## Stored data
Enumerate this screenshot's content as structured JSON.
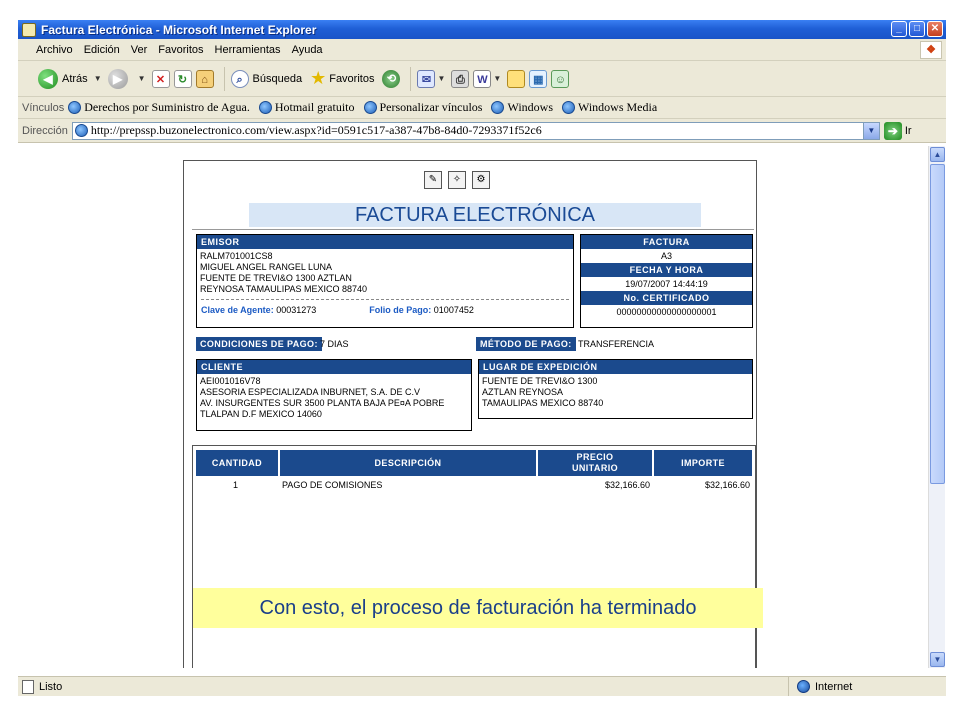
{
  "window": {
    "title": "Factura Electrónica - Microsoft Internet Explorer",
    "btn_min": "_",
    "btn_max": "□",
    "btn_close": "✕"
  },
  "menu": [
    "Archivo",
    "Edición",
    "Ver",
    "Favoritos",
    "Herramientas",
    "Ayuda"
  ],
  "toolbar": {
    "back_label": "Atrás",
    "search_label": "Búsqueda",
    "favorites_label": "Favoritos"
  },
  "links": {
    "label": "Vínculos",
    "items": [
      "Derechos por Suministro de Agua.",
      "Hotmail gratuito",
      "Personalizar vínculos",
      "Windows",
      "Windows Media"
    ]
  },
  "address": {
    "label": "Dirección",
    "url": "http://prepssp.buzonelectronico.com/view.aspx?id=0591c517-a387-47b8-84d0-7293371f52c6",
    "go_label": "Ir"
  },
  "invoice": {
    "title": "FACTURA ELECTRÓNICA",
    "emisor": {
      "header": "EMISOR",
      "lines": [
        "RALM701001CS8",
        "MIGUEL ANGEL RANGEL LUNA",
        "FUENTE DE TREVI&O 1300 AZTLAN",
        "REYNOSA TAMAULIPAS MEXICO 88740"
      ],
      "agent_label": "Clave de Agente:",
      "agent_value": "00031273",
      "folio_label": "Folio de Pago:",
      "folio_value": "01007452"
    },
    "factura": {
      "header": "FACTURA",
      "value": "A3",
      "date_header": "FECHA Y HORA",
      "date_value": "19/07/2007 14:44:19",
      "cert_header": "No. CERTIFICADO",
      "cert_value": "00000000000000000001"
    },
    "condiciones": {
      "label": "CONDICIONES DE PAGO:",
      "value": "7 DIAS"
    },
    "metodo": {
      "label": "MÉTODO DE PAGO:",
      "value": "TRANSFERENCIA"
    },
    "cliente": {
      "header": "CLIENTE",
      "lines": [
        "AEI001016V78",
        "ASESORIA ESPECIALIZADA INBURNET, S.A. DE C.V",
        "AV. INSURGENTES SUR 3500 PLANTA BAJA PE¤A POBRE",
        "TLALPAN D.F MEXICO 14060"
      ]
    },
    "expedicion": {
      "header": "LUGAR DE EXPEDICIÓN",
      "lines": [
        "FUENTE DE TREVI&O 1300",
        "AZTLAN REYNOSA",
        "TAMAULIPAS MEXICO 88740"
      ]
    },
    "table": {
      "col_cantidad": "CANTIDAD",
      "col_descripcion": "DESCRIPCIÓN",
      "col_precio": "PRECIO UNITARIO",
      "col_importe": "IMPORTE",
      "rows": [
        {
          "cantidad": "1",
          "descripcion": "PAGO DE COMISIONES",
          "precio": "$32,166.60",
          "importe": "$32,166.60"
        }
      ]
    }
  },
  "banner": "Con esto, el proceso de facturación ha terminado",
  "status": {
    "left": "Listo",
    "zone": "Internet"
  },
  "colors": {
    "header_blue": "#1b4a8d",
    "title_bg": "#d8e6f6",
    "banner_bg": "#ffff9c"
  }
}
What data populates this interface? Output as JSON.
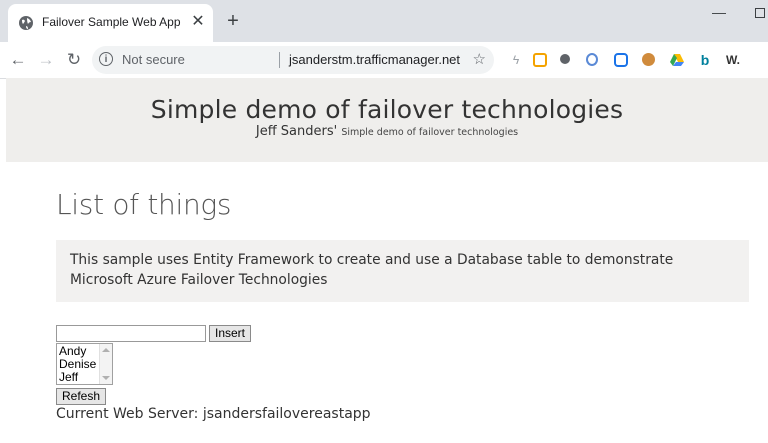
{
  "browser": {
    "tab_title": "Failover Sample Web App",
    "tab_close": "✕",
    "new_tab": "+",
    "minimize": "—",
    "back": "←",
    "forward": "→",
    "reload": "↻",
    "security_label": "Not secure",
    "url": "jsanderstm.trafficmanager.net",
    "extensions": [
      "lightning-icon",
      "note-icon",
      "circle-icon",
      "opera-icon",
      "chat-icon",
      "cookie-icon",
      "drive-icon",
      "bing-icon",
      "w-icon"
    ],
    "ext_w_label": "W."
  },
  "hero": {
    "title": "Simple demo of failover technologies",
    "subtitle_main": "Jeff Sanders'",
    "subtitle_small": "Simple demo of failover technologies"
  },
  "main": {
    "heading": "List of things",
    "info_text": "This sample uses Entity Framework to create and use a Database table to demonstrate Microsoft Azure Failover Technologies",
    "input_value": "",
    "insert_label": "Insert",
    "list_items": [
      "Andy",
      "Denise",
      "Jeff"
    ],
    "refresh_label": "Refesh",
    "server_text": "Current Web Server: jsandersfailovereastapp"
  },
  "colors": {
    "chrome_bg": "#dee1e6",
    "hero_bg": "#efeeec",
    "info_bg": "#f2f1f0"
  }
}
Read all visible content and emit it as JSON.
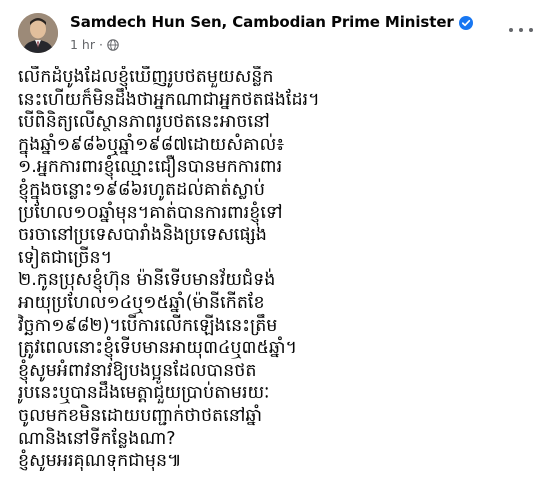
{
  "post": {
    "author": "Samdech Hun Sen, Cambodian Prime Minister",
    "time": "1 hr",
    "privacy_icon": "globe-icon",
    "verified_icon": "verified-badge-icon",
    "colors": {
      "verified": "#1877f2",
      "meta": "#65676b",
      "text": "#050505"
    },
    "lines": [
      "លើកដំបូងដែលខ្ញុំឃើញរូបថតមួយសន្លឹក",
      "នេះហើយក៏មិនដឹងថាអ្នកណាជាអ្នកថតផងដែរ។",
      "បើពិនិត្យលើស្ថានភាពរូបថតនេះអាចនៅ",
      "ក្នុងឆ្នាំ១៩៨៦ឬឆ្នាំ១៩៨៧ដោយសំគាល់៖",
      "១.អ្នកការពារខ្ញុំឈ្មោះជឿនបានមកការពារ",
      "ខ្ញុំក្នុងចន្លោះ១៩៨៦រហូតដល់គាត់ស្លាប់",
      "ប្រហែល១០ឆ្នាំមុន។គាត់បានការពារខ្ញុំទៅ",
      "ចរចានៅប្រទេសបារាំងនិងប្រទេសផ្សេង",
      "ទៀតជាច្រើន។",
      "២.កូនប្រុសខ្ញុំហ៊ុន ម៉ានីទើបមានវ័យជំទង់",
      "អាយុប្រហែល១៤ឬ១៥ឆ្នាំ(ម៉ានីកើតខែ",
      "វិច្ឆកា១៩៨២)។បើការលើកឡើងនេះត្រឹម",
      "ត្រូវពេលនោះខ្ញុំទើបមានអាយុ៣៤ឬ៣៥ឆ្នាំ។",
      "ខ្ញុំសូមអំពាវនាវឱ្យបងប្អូនដែលបានថត",
      "រូបនេះឬបានដឹងមេត្តាជួយប្រាប់តាមរយៈ",
      "ចូលមកខមិនដោយបញ្ជាក់ថាថតនៅឆ្នាំ",
      "ណានិងនៅទីកន្លែងណា?",
      "ខ្ញុំសូមអរគុណទុកជាមុន៕"
    ]
  }
}
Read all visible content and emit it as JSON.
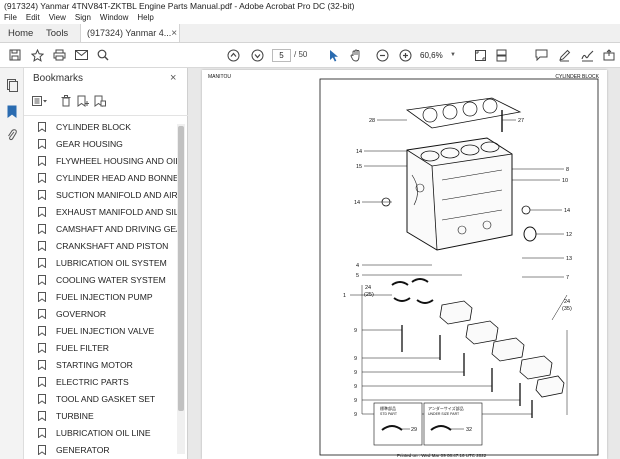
{
  "window": {
    "title": "(917324) Yanmar 4TNV84T-ZKTBL Engine Parts Manual.pdf - Adobe Acrobat Pro DC (32-bit)"
  },
  "menu": [
    "File",
    "Edit",
    "View",
    "Sign",
    "Window",
    "Help"
  ],
  "tabs": {
    "home": "Home",
    "tools": "Tools",
    "document": "(917324) Yanmar 4...",
    "close_glyph": "×"
  },
  "toolbar": {
    "page_current": "5",
    "page_total": "/ 50",
    "zoom": "60,6%"
  },
  "bookmarks": {
    "title": "Bookmarks",
    "close_glyph": "×",
    "items": [
      "CYLINDER BLOCK",
      "GEAR HOUSING",
      "FLYWHEEL HOUSING AND OIL SUMP",
      "CYLINDER HEAD AND BONNET",
      "SUCTION MANIFOLD AND AIR CLEANER",
      "EXHAUST MANIFOLD AND SILENCER",
      "CAMSHAFT AND DRIVING GEAR",
      "CRANKSHAFT AND PISTON",
      "LUBRICATION OIL SYSTEM",
      "COOLING WATER SYSTEM",
      "FUEL INJECTION PUMP",
      "GOVERNOR",
      "FUEL INJECTION VALVE",
      "FUEL FILTER",
      "STARTING MOTOR",
      "ELECTRIC PARTS",
      "TOOL AND GASKET SET",
      "TURBINE",
      "LUBRICATION OIL LINE",
      "GENERATOR"
    ]
  },
  "page": {
    "header_left": "MANITOU",
    "header_right": "CYLINDER BLOCK",
    "footer": "Printed on : Wed Mar 09 08:47:16 UTC 2022",
    "callouts": [
      "28",
      "27",
      "14",
      "15",
      "8",
      "10",
      "14",
      "14",
      "12",
      "11",
      "13",
      "4",
      "5",
      "7",
      "1",
      "24",
      "(25)",
      "24",
      "(35)",
      "9",
      "9",
      "9",
      "9",
      "9",
      "9",
      "29",
      "32"
    ],
    "boxes": {
      "left_title": "標準部品",
      "left_sub": "STD PART",
      "right_title": "アンダーサイズ部品",
      "right_sub": "UNDER SIZE PART"
    }
  },
  "colors": {
    "accent": "#2a6bb0",
    "chrome": "#f0f0f0",
    "doc_background": "#e8e8e8"
  },
  "icons": {
    "rail": [
      "page-thumbnails-icon",
      "bookmark-icon",
      "attachment-icon"
    ],
    "toolbar": [
      "save-icon",
      "bookmark-star-icon",
      "print-icon",
      "email-icon",
      "search-icon",
      "page-up-icon",
      "page-down-icon",
      "select-cursor-icon",
      "hand-icon",
      "zoom-out-icon",
      "zoom-in-icon",
      "fit-page-icon",
      "scroll-mode-icon",
      "comment-icon",
      "pen-icon",
      "sign-icon",
      "share-icon"
    ]
  }
}
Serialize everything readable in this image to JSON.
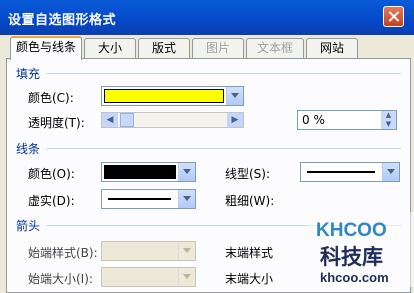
{
  "dialog": {
    "title": "设置自选图形格式"
  },
  "tabs": [
    {
      "label": "颜色与线条",
      "active": true,
      "disabled": false
    },
    {
      "label": "大小",
      "active": false,
      "disabled": false
    },
    {
      "label": "版式",
      "active": false,
      "disabled": false
    },
    {
      "label": "图片",
      "active": false,
      "disabled": true
    },
    {
      "label": "文本框",
      "active": false,
      "disabled": true
    },
    {
      "label": "网站",
      "active": false,
      "disabled": false
    }
  ],
  "fill": {
    "section_label": "填充",
    "color_label": "颜色(C):",
    "color_value": "#ffff00",
    "transparency_label": "透明度(T):",
    "transparency_value": "0 %"
  },
  "line": {
    "section_label": "线条",
    "color_label": "颜色(O):",
    "color_value": "#000000",
    "style_label": "线型(S):",
    "dash_label": "虚实(D):",
    "weight_label": "粗细(W):"
  },
  "arrows": {
    "section_label": "箭头",
    "begin_style_label": "始端样式(B):",
    "begin_size_label": "始端大小(I):",
    "end_style_label": "末端样式",
    "end_size_label": "末端大小"
  },
  "watermark": {
    "brand": "KHCOO",
    "name": "科技库",
    "domain": "khcoo.com"
  }
}
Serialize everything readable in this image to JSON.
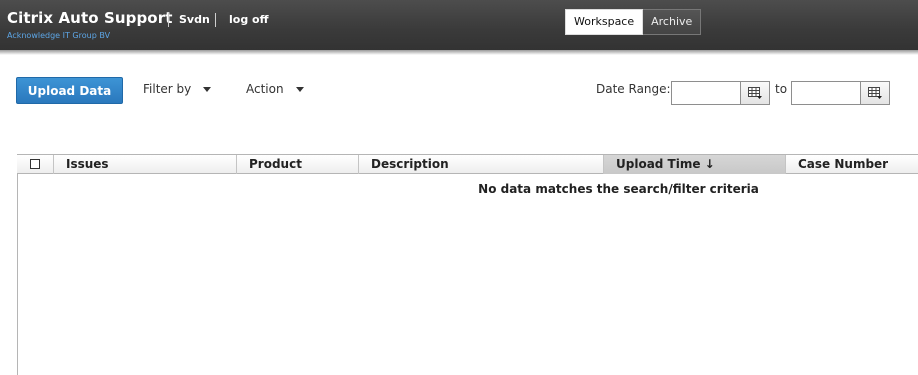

## WHAT YOU NEED TO DO
Gather every line containing the word "FUEL" and copy it.

## CORRECT RESULT
      "FUEL INJECTION PUMP",
      "FUEL INJECTION VALVE",
      "FUEL FILTER",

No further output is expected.